PROBLEM DETAILS: Pictures are not part of the copy; repeat everything else in the records exactly.

___ EXCERPTED RECORDS ___

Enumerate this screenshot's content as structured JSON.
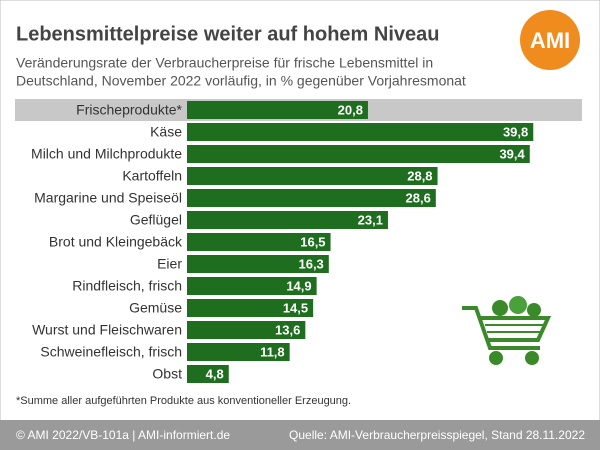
{
  "chart_data": {
    "type": "bar",
    "title": "Lebensmittelpreise weiter auf hohem Niveau",
    "subtitle": [
      "Veränderungsrate der Verbraucherpreise für frische Lebensmittel in",
      "Deutschland, November 2022 vorläufig, in % gegenüber Vorjahresmonat"
    ],
    "categories": [
      "Frischeprodukte*",
      "Käse",
      "Milch und Milchprodukte",
      "Kartoffeln",
      "Margarine und Speiseöl",
      "Geflügel",
      "Brot und Kleingebäck",
      "Eier",
      "Rindfleisch, frisch",
      "Gemüse",
      "Wurst und Fleischwaren",
      "Schweinefleisch, frisch",
      "Obst"
    ],
    "values": [
      20.8,
      39.8,
      39.4,
      28.8,
      28.6,
      23.1,
      16.5,
      16.3,
      14.9,
      14.5,
      13.6,
      11.8,
      4.8
    ],
    "value_labels": [
      "20,8",
      "39,8",
      "39,4",
      "28,8",
      "28,6",
      "23,1",
      "16,5",
      "16,3",
      "14,9",
      "14,5",
      "13,6",
      "11,8",
      "4,8"
    ],
    "color": "#1f6e1f"
  },
  "logo": "AMI",
  "footnote": "*Summe aller aufgeführten Produkte aus konventioneller Erzeugung.",
  "footer": {
    "left": "© AMI 2022/VB-101a | AMI-informiert.de",
    "right": "Quelle: AMI-Verbraucherpreisspiegel, Stand 28.11.2022"
  }
}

___

CORRECT OUTPUT:
Enumerate this screenshot's content as structured JSON.
{
  "chart_data": {
    "type": "bar",
    "title": "Lebensmittelpreise weiter auf hohem Niveau",
    "subtitle": [
      "Veränderungsrate der Verbraucherpreise für frische Lebensmittel in",
      "Deutschland, November 2022 vorläufig, in % gegenüber Vorjahresmonat"
    ],
    "categories": [
      "Frischeprodukte*",
      "Käse",
      "Milch und Milchprodukte",
      "Kartoffeln",
      "Margarine und Speiseöl",
      "Geflügel",
      "Brot und Kleingebäck",
      "Eier",
      "Rindfleisch, frisch",
      "Gemüse",
      "Wurst und Fleischwaren",
      "Schweinefleisch, frisch",
      "Obst"
    ],
    "values": [
      20.8,
      39.8,
      39.4,
      28.8,
      28.6,
      23.1,
      16.5,
      16.3,
      14.9,
      14.5,
      13.6,
      11.8,
      4.8
    ],
    "value_labels": [
      "20,8",
      "39,8",
      "39,4",
      "28,8",
      "28,6",
      "23,1",
      "16,5",
      "16,3",
      "14,9",
      "14,5",
      "13,6",
      "11,8",
      "4,8"
    ],
    "color": "#1f6e1f"
  },
  "logo": "AMI",
  "footnote": "*Summe aller aufgeführten Produkte aus konventioneller Erzeugung.",
  "footer": {
    "left": "© AMI 2022/VB-101a | AMI-informiert.de",
    "right": "Quelle: AMI-Verbraucherpreisspiegel, Stand 28.11.2022"
  }
}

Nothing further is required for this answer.